● Short problem
Every record below is to be retyped exactly.

# START OF Dataset records

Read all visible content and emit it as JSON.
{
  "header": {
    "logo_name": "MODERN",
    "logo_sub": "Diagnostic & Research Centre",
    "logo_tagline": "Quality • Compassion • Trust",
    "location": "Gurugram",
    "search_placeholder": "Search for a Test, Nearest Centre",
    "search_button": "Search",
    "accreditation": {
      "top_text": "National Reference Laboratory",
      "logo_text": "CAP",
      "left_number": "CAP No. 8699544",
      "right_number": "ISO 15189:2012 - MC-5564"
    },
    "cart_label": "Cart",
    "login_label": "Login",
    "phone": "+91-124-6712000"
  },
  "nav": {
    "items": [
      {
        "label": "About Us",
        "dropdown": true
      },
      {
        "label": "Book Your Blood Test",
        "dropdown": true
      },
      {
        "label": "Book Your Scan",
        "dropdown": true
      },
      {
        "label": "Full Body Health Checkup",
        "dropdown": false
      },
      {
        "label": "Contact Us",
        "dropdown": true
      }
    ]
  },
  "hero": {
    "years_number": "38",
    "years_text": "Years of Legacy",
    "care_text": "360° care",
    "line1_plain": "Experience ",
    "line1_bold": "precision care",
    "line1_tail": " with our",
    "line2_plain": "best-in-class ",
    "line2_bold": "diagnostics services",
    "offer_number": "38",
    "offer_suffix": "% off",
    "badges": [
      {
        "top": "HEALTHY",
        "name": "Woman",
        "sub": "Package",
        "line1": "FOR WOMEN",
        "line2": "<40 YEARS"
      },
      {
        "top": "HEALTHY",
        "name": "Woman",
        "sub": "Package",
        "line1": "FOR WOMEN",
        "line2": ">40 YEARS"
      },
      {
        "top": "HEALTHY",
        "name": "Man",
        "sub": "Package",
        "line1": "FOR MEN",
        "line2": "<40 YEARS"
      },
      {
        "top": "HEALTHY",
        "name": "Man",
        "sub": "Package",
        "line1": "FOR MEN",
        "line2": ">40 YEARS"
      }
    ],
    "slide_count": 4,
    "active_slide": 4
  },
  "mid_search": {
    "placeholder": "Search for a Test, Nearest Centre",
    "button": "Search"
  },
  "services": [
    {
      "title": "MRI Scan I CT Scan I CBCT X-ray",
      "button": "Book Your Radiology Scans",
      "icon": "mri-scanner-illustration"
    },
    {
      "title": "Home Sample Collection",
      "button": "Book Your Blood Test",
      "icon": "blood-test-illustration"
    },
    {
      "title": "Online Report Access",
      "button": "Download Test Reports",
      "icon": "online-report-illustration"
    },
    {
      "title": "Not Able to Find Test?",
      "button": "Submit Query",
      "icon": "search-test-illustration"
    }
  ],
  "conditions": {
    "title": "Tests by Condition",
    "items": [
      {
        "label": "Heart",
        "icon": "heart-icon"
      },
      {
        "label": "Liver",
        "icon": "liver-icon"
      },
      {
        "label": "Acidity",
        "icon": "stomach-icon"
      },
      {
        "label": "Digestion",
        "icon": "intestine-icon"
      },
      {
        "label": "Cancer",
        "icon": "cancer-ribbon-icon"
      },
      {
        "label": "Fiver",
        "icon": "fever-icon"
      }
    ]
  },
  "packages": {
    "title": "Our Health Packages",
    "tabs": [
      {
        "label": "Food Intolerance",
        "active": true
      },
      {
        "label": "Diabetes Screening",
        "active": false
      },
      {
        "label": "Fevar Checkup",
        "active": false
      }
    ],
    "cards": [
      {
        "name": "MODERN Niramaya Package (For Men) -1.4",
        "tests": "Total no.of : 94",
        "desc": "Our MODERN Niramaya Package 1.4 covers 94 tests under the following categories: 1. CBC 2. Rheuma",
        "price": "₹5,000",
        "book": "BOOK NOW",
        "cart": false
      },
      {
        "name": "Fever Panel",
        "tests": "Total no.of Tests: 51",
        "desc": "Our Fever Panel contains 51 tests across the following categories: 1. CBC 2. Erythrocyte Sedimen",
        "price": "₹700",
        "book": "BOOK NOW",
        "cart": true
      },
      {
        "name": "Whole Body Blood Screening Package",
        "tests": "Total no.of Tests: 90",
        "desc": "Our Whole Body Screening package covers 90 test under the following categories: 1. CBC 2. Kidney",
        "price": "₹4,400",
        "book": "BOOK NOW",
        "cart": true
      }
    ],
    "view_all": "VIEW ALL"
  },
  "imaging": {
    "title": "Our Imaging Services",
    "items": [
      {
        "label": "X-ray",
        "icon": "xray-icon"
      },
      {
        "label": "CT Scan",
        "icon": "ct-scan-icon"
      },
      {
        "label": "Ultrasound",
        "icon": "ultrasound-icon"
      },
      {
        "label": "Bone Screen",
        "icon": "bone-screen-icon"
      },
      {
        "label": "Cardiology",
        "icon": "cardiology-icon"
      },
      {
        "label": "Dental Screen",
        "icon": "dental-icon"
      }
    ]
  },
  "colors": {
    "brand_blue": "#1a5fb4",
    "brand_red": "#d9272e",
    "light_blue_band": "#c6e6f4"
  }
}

# END OF Dataset records

● Response to the task
Read all visible content and emit it as JSON.
{
  "header": {
    "logo_name": "MODERN",
    "logo_sub": "Diagnostic & Research Centre",
    "logo_tagline": "Quality • Compassion • Trust",
    "location": "Gurugram",
    "search_placeholder": "Search for a Test, Nearest Centre",
    "search_button": "Search",
    "accreditation": {
      "top_text": "National Reference Laboratory",
      "logo_text": "CAP",
      "left_number": "CAP No. 8699544",
      "right_number": "ISO 15189:2012 - MC-5564"
    },
    "cart_label": "Cart",
    "login_label": "Login",
    "phone": "+91-124-6712000"
  },
  "nav": {
    "items": [
      {
        "label": "About Us",
        "dropdown": true
      },
      {
        "label": "Book Your Blood Test",
        "dropdown": true
      },
      {
        "label": "Book Your Scan",
        "dropdown": true
      },
      {
        "label": "Full Body Health Checkup",
        "dropdown": false
      },
      {
        "label": "Contact Us",
        "dropdown": true
      }
    ]
  },
  "hero": {
    "years_number": "38",
    "years_text": "Years of Legacy",
    "care_text": "360° care",
    "line1_plain": "Experience ",
    "line1_bold": "precision care",
    "line1_tail": " with our",
    "line2_plain": "best-in-class ",
    "line2_bold": "diagnostics services",
    "offer_number": "38",
    "offer_suffix": "% off",
    "badges": [
      {
        "top": "HEALTHY",
        "name": "Woman",
        "sub": "Package",
        "line1": "FOR WOMEN",
        "line2": "<40 YEARS"
      },
      {
        "top": "HEALTHY",
        "name": "Woman",
        "sub": "Package",
        "line1": "FOR WOMEN",
        "line2": ">40 YEARS"
      },
      {
        "top": "HEALTHY",
        "name": "Man",
        "sub": "Package",
        "line1": "FOR MEN",
        "line2": "<40 YEARS"
      },
      {
        "top": "HEALTHY",
        "name": "Man",
        "sub": "Package",
        "line1": "FOR MEN",
        "line2": ">40 YEARS"
      }
    ],
    "slide_count": 4,
    "active_slide": 4
  },
  "mid_search": {
    "placeholder": "Search for a Test, Nearest Centre",
    "button": "Search"
  },
  "services": [
    {
      "title": "MRI Scan I CT Scan I CBCT X-ray",
      "button": "Book Your Radiology Scans",
      "icon": "mri-scanner-illustration"
    },
    {
      "title": "Home Sample Collection",
      "button": "Book Your Blood Test",
      "icon": "blood-test-illustration"
    },
    {
      "title": "Online Report Access",
      "button": "Download Test Reports",
      "icon": "online-report-illustration"
    },
    {
      "title": "Not Able to Find Test?",
      "button": "Submit Query",
      "icon": "search-test-illustration"
    }
  ],
  "conditions": {
    "title": "Tests by Condition",
    "items": [
      {
        "label": "Heart",
        "icon": "heart-icon"
      },
      {
        "label": "Liver",
        "icon": "liver-icon"
      },
      {
        "label": "Acidity",
        "icon": "stomach-icon"
      },
      {
        "label": "Digestion",
        "icon": "intestine-icon"
      },
      {
        "label": "Cancer",
        "icon": "cancer-ribbon-icon"
      },
      {
        "label": "Fiver",
        "icon": "fever-icon"
      }
    ]
  },
  "packages": {
    "title": "Our Health Packages",
    "tabs": [
      {
        "label": "Food Intolerance",
        "active": true
      },
      {
        "label": "Diabetes Screening",
        "active": false
      },
      {
        "label": "Fevar Checkup",
        "active": false
      }
    ],
    "cards": [
      {
        "name": "MODERN Niramaya Package (For Men) -1.4",
        "tests": "Total no.of : 94",
        "desc": "Our MODERN Niramaya Package 1.4 covers 94 tests under the following categories: 1. CBC 2. Rheuma",
        "price": "₹5,000",
        "book": "BOOK NOW",
        "cart": false
      },
      {
        "name": "Fever Panel",
        "tests": "Total no.of Tests: 51",
        "desc": "Our Fever Panel contains 51 tests across the following categories: 1. CBC 2. Erythrocyte Sedimen",
        "price": "₹700",
        "book": "BOOK NOW",
        "cart": true
      },
      {
        "name": "Whole Body Blood Screening Package",
        "tests": "Total no.of Tests: 90",
        "desc": "Our Whole Body Screening package covers 90 test under the following categories: 1. CBC 2. Kidney",
        "price": "₹4,400",
        "book": "BOOK NOW",
        "cart": true
      }
    ],
    "view_all": "VIEW ALL"
  },
  "imaging": {
    "title": "Our Imaging Services",
    "items": [
      {
        "label": "X-ray",
        "icon": "xray-icon"
      },
      {
        "label": "CT Scan",
        "icon": "ct-scan-icon"
      },
      {
        "label": "Ultrasound",
        "icon": "ultrasound-icon"
      },
      {
        "label": "Bone Screen",
        "icon": "bone-screen-icon"
      },
      {
        "label": "Cardiology",
        "icon": "cardiology-icon"
      },
      {
        "label": "Dental Screen",
        "icon": "dental-icon"
      }
    ]
  },
  "colors": {
    "brand_blue": "#1a5fb4",
    "brand_red": "#d9272e",
    "light_blue_band": "#c6e6f4"
  }
}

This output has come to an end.